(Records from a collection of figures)
....................
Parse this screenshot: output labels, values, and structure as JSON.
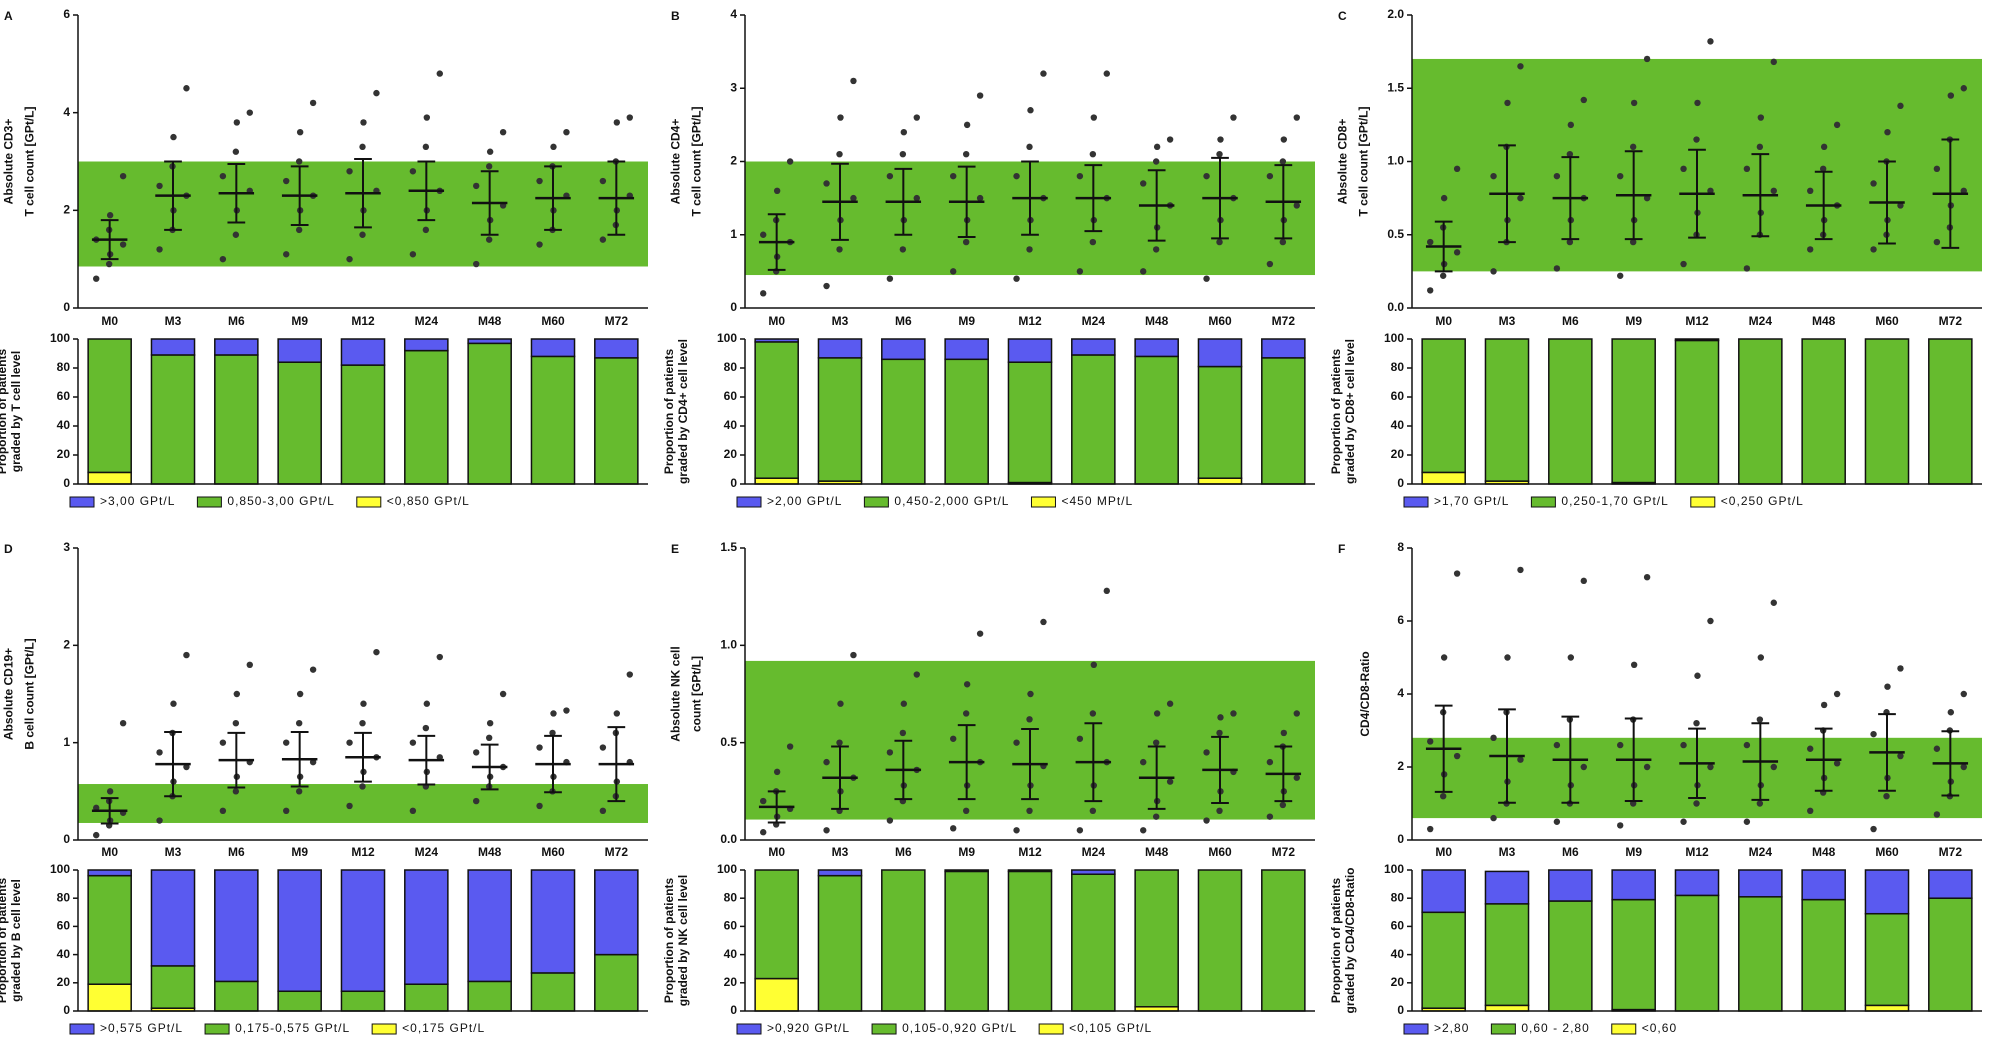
{
  "chart_data": [
    {
      "type": "dotplot",
      "label": "A",
      "ylabel": [
        "Absolute CD3+",
        "T cell count [GPt/L]"
      ],
      "categories": [
        "M0",
        "M3",
        "M6",
        "M9",
        "M12",
        "M24",
        "M48",
        "M60",
        "M72"
      ],
      "ylim": [
        0,
        6
      ],
      "yticks": [
        0,
        2,
        4,
        6
      ],
      "reference_range": [
        0.85,
        3.0
      ],
      "band_color": "#66bb2e",
      "color": "#333333",
      "mean": [
        1.4,
        2.3,
        2.35,
        2.3,
        2.35,
        2.4,
        2.15,
        2.25,
        2.25
      ],
      "sd": [
        0.4,
        0.7,
        0.6,
        0.6,
        0.7,
        0.6,
        0.65,
        0.65,
        0.75
      ],
      "points": [
        [
          0.6,
          0.9,
          1.1,
          1.3,
          1.4,
          1.6,
          1.9,
          2.7
        ],
        [
          1.2,
          1.6,
          2.0,
          2.3,
          2.5,
          2.9,
          3.5,
          4.5
        ],
        [
          1.0,
          1.5,
          2.0,
          2.4,
          2.7,
          3.2,
          3.8,
          4.0
        ],
        [
          1.1,
          1.6,
          2.0,
          2.3,
          2.6,
          3.0,
          3.6,
          4.2
        ],
        [
          1.0,
          1.5,
          2.0,
          2.4,
          2.8,
          3.3,
          3.8,
          4.4
        ],
        [
          1.1,
          1.6,
          2.0,
          2.4,
          2.8,
          3.3,
          3.9,
          4.8
        ],
        [
          0.9,
          1.4,
          1.8,
          2.1,
          2.5,
          2.9,
          3.2,
          3.6
        ],
        [
          1.3,
          1.6,
          2.0,
          2.3,
          2.6,
          2.9,
          3.3,
          3.6
        ],
        [
          1.4,
          1.7,
          2.0,
          2.3,
          2.6,
          3.0,
          3.8,
          3.9
        ]
      ]
    },
    {
      "type": "stacked_bar",
      "ylabel": [
        "Proportion of patients",
        "graded by T cell level"
      ],
      "ylim": [
        0,
        100
      ],
      "yticks": [
        0,
        20,
        40,
        60,
        80,
        100
      ],
      "series": [
        {
          "name": ">3,00 GPt/L",
          "color": "#5a5af0",
          "values": [
            0,
            11,
            11,
            16,
            18,
            8,
            3,
            12,
            13
          ]
        },
        {
          "name": "0,850-3,00 GPt/L",
          "color": "#66bb2e",
          "values": [
            92,
            89,
            89,
            84,
            82,
            92,
            97,
            88,
            87
          ]
        },
        {
          "name": "<0,850 GPt/L",
          "color": "#ffff33",
          "values": [
            8,
            0,
            0,
            0,
            0,
            0,
            0,
            0,
            0
          ]
        }
      ]
    },
    {
      "type": "dotplot",
      "label": "B",
      "ylabel": [
        "Absolute CD4+",
        "T cell count [GPt/L]"
      ],
      "categories": [
        "M0",
        "M3",
        "M6",
        "M9",
        "M12",
        "M24",
        "M48",
        "M60",
        "M72"
      ],
      "ylim": [
        0,
        4
      ],
      "yticks": [
        0,
        1,
        2,
        3,
        4
      ],
      "reference_range": [
        0.45,
        2.0
      ],
      "band_color": "#66bb2e",
      "color": "#333333",
      "mean": [
        0.9,
        1.45,
        1.45,
        1.45,
        1.5,
        1.5,
        1.4,
        1.5,
        1.45
      ],
      "sd": [
        0.38,
        0.52,
        0.45,
        0.48,
        0.5,
        0.45,
        0.48,
        0.55,
        0.5
      ],
      "points": [
        [
          0.2,
          0.5,
          0.7,
          0.9,
          1.0,
          1.2,
          1.6,
          2.0
        ],
        [
          0.3,
          0.8,
          1.2,
          1.5,
          1.7,
          2.1,
          2.6,
          3.1
        ],
        [
          0.4,
          0.8,
          1.2,
          1.5,
          1.8,
          2.1,
          2.4,
          2.6
        ],
        [
          0.5,
          0.9,
          1.2,
          1.5,
          1.8,
          2.1,
          2.5,
          2.9
        ],
        [
          0.4,
          0.8,
          1.2,
          1.5,
          1.8,
          2.2,
          2.7,
          3.2
        ],
        [
          0.5,
          0.9,
          1.2,
          1.5,
          1.8,
          2.1,
          2.6,
          3.2
        ],
        [
          0.5,
          0.8,
          1.1,
          1.4,
          1.7,
          2.0,
          2.2,
          2.3
        ],
        [
          0.4,
          0.9,
          1.2,
          1.5,
          1.8,
          2.1,
          2.3,
          2.6
        ],
        [
          0.6,
          0.9,
          1.2,
          1.4,
          1.8,
          2.0,
          2.3,
          2.6
        ]
      ]
    },
    {
      "type": "stacked_bar",
      "ylabel": [
        "Proportion of patients",
        "graded by CD4+ cell level"
      ],
      "ylim": [
        0,
        100
      ],
      "yticks": [
        0,
        20,
        40,
        60,
        80,
        100
      ],
      "series": [
        {
          "name": ">2,00 GPt/L",
          "color": "#5a5af0",
          "values": [
            2,
            13,
            14,
            14,
            16,
            11,
            12,
            19,
            13
          ]
        },
        {
          "name": "0,450-2,000 GPt/L",
          "color": "#66bb2e",
          "values": [
            94,
            85,
            86,
            86,
            83,
            89,
            88,
            77,
            87
          ]
        },
        {
          "name": "<450 MPt/L",
          "color": "#ffff33",
          "values": [
            4,
            2,
            0,
            0,
            1,
            0,
            0,
            4,
            0
          ]
        }
      ]
    },
    {
      "type": "dotplot",
      "label": "C",
      "ylabel": [
        "Absolute CD8+",
        "T cell count [GPt/L]"
      ],
      "categories": [
        "M0",
        "M3",
        "M6",
        "M9",
        "M12",
        "M24",
        "M48",
        "M60",
        "M72"
      ],
      "ylim": [
        0,
        2
      ],
      "yticks": [
        {
          "value": 0,
          "label": "0.0"
        },
        0.5,
        {
          "value": 1,
          "label": "1.0"
        },
        1.5,
        {
          "value": 2,
          "label": "2.0"
        }
      ],
      "reference_range": [
        0.25,
        1.7
      ],
      "band_color": "#66bb2e",
      "color": "#333333",
      "mean": [
        0.42,
        0.78,
        0.75,
        0.77,
        0.78,
        0.77,
        0.7,
        0.72,
        0.78
      ],
      "sd": [
        0.17,
        0.33,
        0.28,
        0.3,
        0.3,
        0.28,
        0.23,
        0.28,
        0.37
      ],
      "points": [
        [
          0.12,
          0.22,
          0.3,
          0.38,
          0.45,
          0.55,
          0.75,
          0.95
        ],
        [
          0.25,
          0.45,
          0.6,
          0.75,
          0.9,
          1.1,
          1.4,
          1.65
        ],
        [
          0.27,
          0.45,
          0.6,
          0.75,
          0.9,
          1.05,
          1.25,
          1.42
        ],
        [
          0.22,
          0.45,
          0.6,
          0.75,
          0.9,
          1.1,
          1.4,
          1.7
        ],
        [
          0.3,
          0.5,
          0.65,
          0.8,
          0.95,
          1.15,
          1.4,
          1.82
        ],
        [
          0.27,
          0.5,
          0.65,
          0.8,
          0.95,
          1.1,
          1.3,
          1.68
        ],
        [
          0.4,
          0.5,
          0.6,
          0.7,
          0.8,
          0.95,
          1.1,
          1.25
        ],
        [
          0.4,
          0.5,
          0.6,
          0.7,
          0.85,
          1.0,
          1.2,
          1.38
        ],
        [
          0.45,
          0.55,
          0.7,
          0.8,
          0.95,
          1.15,
          1.45,
          1.5
        ]
      ]
    },
    {
      "type": "stacked_bar",
      "ylabel": [
        "Proportion of patients",
        "graded by CD8+ cell level"
      ],
      "ylim": [
        0,
        100
      ],
      "yticks": [
        0,
        20,
        40,
        60,
        80,
        100
      ],
      "series": [
        {
          "name": ">1,70 GPt/L",
          "color": "#5a5af0",
          "values": [
            0,
            0,
            0,
            0,
            1,
            0,
            0,
            0,
            0
          ]
        },
        {
          "name": "0,250-1,70 GPt/L",
          "color": "#66bb2e",
          "values": [
            92,
            98,
            100,
            99,
            99,
            100,
            100,
            100,
            100
          ]
        },
        {
          "name": "<0,250 GPt/L",
          "color": "#ffff33",
          "values": [
            8,
            2,
            0,
            1,
            0,
            0,
            0,
            0,
            0
          ]
        }
      ]
    },
    {
      "type": "dotplot",
      "label": "D",
      "ylabel": [
        "Absolute CD19+",
        "B cell count [GPt/L]"
      ],
      "categories": [
        "M0",
        "M3",
        "M6",
        "M9",
        "M12",
        "M24",
        "M48",
        "M60",
        "M72"
      ],
      "ylim": [
        0,
        3
      ],
      "yticks": [
        0,
        1,
        2,
        3
      ],
      "reference_range": [
        0.175,
        0.575
      ],
      "band_color": "#66bb2e",
      "color": "#333333",
      "mean": [
        0.3,
        0.78,
        0.82,
        0.83,
        0.85,
        0.82,
        0.75,
        0.78,
        0.78
      ],
      "sd": [
        0.13,
        0.33,
        0.28,
        0.28,
        0.25,
        0.25,
        0.23,
        0.29,
        0.38
      ],
      "points": [
        [
          0.05,
          0.15,
          0.2,
          0.28,
          0.33,
          0.4,
          0.5,
          1.2
        ],
        [
          0.2,
          0.45,
          0.6,
          0.75,
          0.9,
          1.1,
          1.4,
          1.9
        ],
        [
          0.3,
          0.5,
          0.65,
          0.8,
          1.0,
          1.2,
          1.5,
          1.8
        ],
        [
          0.3,
          0.5,
          0.65,
          0.8,
          1.0,
          1.2,
          1.5,
          1.75
        ],
        [
          0.35,
          0.55,
          0.7,
          0.85,
          1.0,
          1.2,
          1.4,
          1.93
        ],
        [
          0.3,
          0.55,
          0.7,
          0.85,
          1.0,
          1.15,
          1.4,
          1.88
        ],
        [
          0.4,
          0.55,
          0.65,
          0.75,
          0.9,
          1.05,
          1.2,
          1.5
        ],
        [
          0.35,
          0.5,
          0.65,
          0.8,
          0.95,
          1.1,
          1.3,
          1.33
        ],
        [
          0.3,
          0.45,
          0.6,
          0.8,
          0.95,
          1.1,
          1.3,
          1.7
        ]
      ]
    },
    {
      "type": "stacked_bar",
      "ylabel": [
        "Proportion of patients",
        "graded by B cell level"
      ],
      "ylim": [
        0,
        100
      ],
      "yticks": [
        0,
        20,
        40,
        60,
        80,
        100
      ],
      "series": [
        {
          "name": ">0,575 GPt/L",
          "color": "#5a5af0",
          "values": [
            4,
            68,
            79,
            86,
            86,
            81,
            79,
            73,
            60
          ]
        },
        {
          "name": "0,175-0,575 GPt/L",
          "color": "#66bb2e",
          "values": [
            77,
            30,
            21,
            14,
            14,
            19,
            21,
            27,
            40
          ]
        },
        {
          "name": "<0,175 GPt/L",
          "color": "#ffff33",
          "values": [
            19,
            2,
            0,
            0,
            0,
            0,
            0,
            0,
            0
          ]
        }
      ]
    },
    {
      "type": "dotplot",
      "label": "E",
      "ylabel": [
        "Absolute NK cell",
        "count [GPt/L]"
      ],
      "categories": [
        "M0",
        "M3",
        "M6",
        "M9",
        "M12",
        "M24",
        "M48",
        "M60",
        "M72"
      ],
      "ylim": [
        0,
        1.5
      ],
      "yticks": [
        {
          "value": 0,
          "label": "0.0"
        },
        0.5,
        {
          "value": 1,
          "label": "1.0"
        },
        1.5
      ],
      "reference_range": [
        0.105,
        0.92
      ],
      "band_color": "#66bb2e",
      "color": "#333333",
      "mean": [
        0.17,
        0.32,
        0.36,
        0.4,
        0.39,
        0.4,
        0.32,
        0.36,
        0.34
      ],
      "sd": [
        0.08,
        0.16,
        0.15,
        0.19,
        0.18,
        0.2,
        0.16,
        0.17,
        0.14
      ],
      "points": [
        [
          0.04,
          0.08,
          0.12,
          0.16,
          0.2,
          0.25,
          0.35,
          0.48
        ],
        [
          0.05,
          0.15,
          0.25,
          0.32,
          0.4,
          0.5,
          0.7,
          0.95
        ],
        [
          0.1,
          0.2,
          0.28,
          0.36,
          0.45,
          0.55,
          0.7,
          0.85
        ],
        [
          0.06,
          0.15,
          0.28,
          0.4,
          0.52,
          0.65,
          0.8,
          1.06
        ],
        [
          0.05,
          0.15,
          0.28,
          0.38,
          0.5,
          0.62,
          0.75,
          1.12
        ],
        [
          0.05,
          0.15,
          0.28,
          0.4,
          0.52,
          0.65,
          0.9,
          1.28
        ],
        [
          0.05,
          0.12,
          0.2,
          0.3,
          0.4,
          0.5,
          0.65,
          0.7
        ],
        [
          0.1,
          0.15,
          0.25,
          0.35,
          0.45,
          0.55,
          0.63,
          0.65
        ],
        [
          0.12,
          0.18,
          0.25,
          0.32,
          0.4,
          0.48,
          0.55,
          0.65
        ]
      ]
    },
    {
      "type": "stacked_bar",
      "ylabel": [
        "Proportion of patients",
        "graded by NK cell level"
      ],
      "ylim": [
        0,
        100
      ],
      "yticks": [
        0,
        20,
        40,
        60,
        80,
        100
      ],
      "series": [
        {
          "name": ">0,920 GPt/L",
          "color": "#5a5af0",
          "values": [
            0,
            4,
            0,
            1,
            1,
            3,
            0,
            0,
            0
          ]
        },
        {
          "name": "0,105-0,920 GPt/L",
          "color": "#66bb2e",
          "values": [
            77,
            96,
            100,
            99,
            99,
            97,
            97,
            100,
            100
          ]
        },
        {
          "name": "<0,105 GPt/L",
          "color": "#ffff33",
          "values": [
            23,
            0,
            0,
            0,
            0,
            0,
            3,
            0,
            0
          ]
        }
      ]
    },
    {
      "type": "dotplot",
      "label": "F",
      "ylabel": [
        "CD4/CD8-Ratio"
      ],
      "categories": [
        "M0",
        "M3",
        "M6",
        "M9",
        "M12",
        "M24",
        "M48",
        "M60",
        "M72"
      ],
      "ylim": [
        0,
        8
      ],
      "yticks": [
        0,
        2,
        4,
        6,
        8
      ],
      "reference_range": [
        0.6,
        2.8
      ],
      "band_color": "#66bb2e",
      "color": "#333333",
      "mean": [
        2.5,
        2.3,
        2.2,
        2.2,
        2.1,
        2.15,
        2.2,
        2.4,
        2.1
      ],
      "sd": [
        1.18,
        1.28,
        1.18,
        1.13,
        0.95,
        1.05,
        0.85,
        1.05,
        0.88
      ],
      "points": [
        [
          0.3,
          1.2,
          1.8,
          2.3,
          2.7,
          3.5,
          5.0,
          7.3
        ],
        [
          0.6,
          1.0,
          1.6,
          2.2,
          2.8,
          3.5,
          5.0,
          7.4
        ],
        [
          0.5,
          1.0,
          1.5,
          2.0,
          2.6,
          3.3,
          5.0,
          7.1
        ],
        [
          0.4,
          1.0,
          1.5,
          2.0,
          2.6,
          3.3,
          4.8,
          7.2
        ],
        [
          0.5,
          1.0,
          1.5,
          2.0,
          2.6,
          3.2,
          4.5,
          6.0
        ],
        [
          0.5,
          1.0,
          1.5,
          2.0,
          2.6,
          3.3,
          5.0,
          6.5
        ],
        [
          0.8,
          1.3,
          1.7,
          2.1,
          2.5,
          3.0,
          3.7,
          4.0
        ],
        [
          0.3,
          1.2,
          1.7,
          2.3,
          2.9,
          3.5,
          4.2,
          4.7
        ],
        [
          0.7,
          1.2,
          1.6,
          2.0,
          2.5,
          3.0,
          3.5,
          4.0
        ]
      ]
    },
    {
      "type": "stacked_bar",
      "ylabel": [
        "Proportion of patients",
        "graded by CD4/CD8-Ratio"
      ],
      "ylim": [
        0,
        100
      ],
      "yticks": [
        0,
        20,
        40,
        60,
        80,
        100
      ],
      "series": [
        {
          "name": ">2,80",
          "color": "#5a5af0",
          "values": [
            30,
            23,
            22,
            21,
            18,
            19,
            21,
            31,
            20
          ]
        },
        {
          "name": "0,60 - 2,80",
          "color": "#66bb2e",
          "values": [
            68,
            72,
            78,
            78,
            82,
            81,
            79,
            65,
            80
          ]
        },
        {
          "name": "<0,60",
          "color": "#ffff33",
          "values": [
            2,
            4,
            0,
            1,
            0,
            0,
            0,
            4,
            0
          ]
        }
      ]
    }
  ]
}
....................
Instructions to follow >> Provide a count of the lines in the data above that include the word "level", stating the number alone.

Output for this exercise >> 5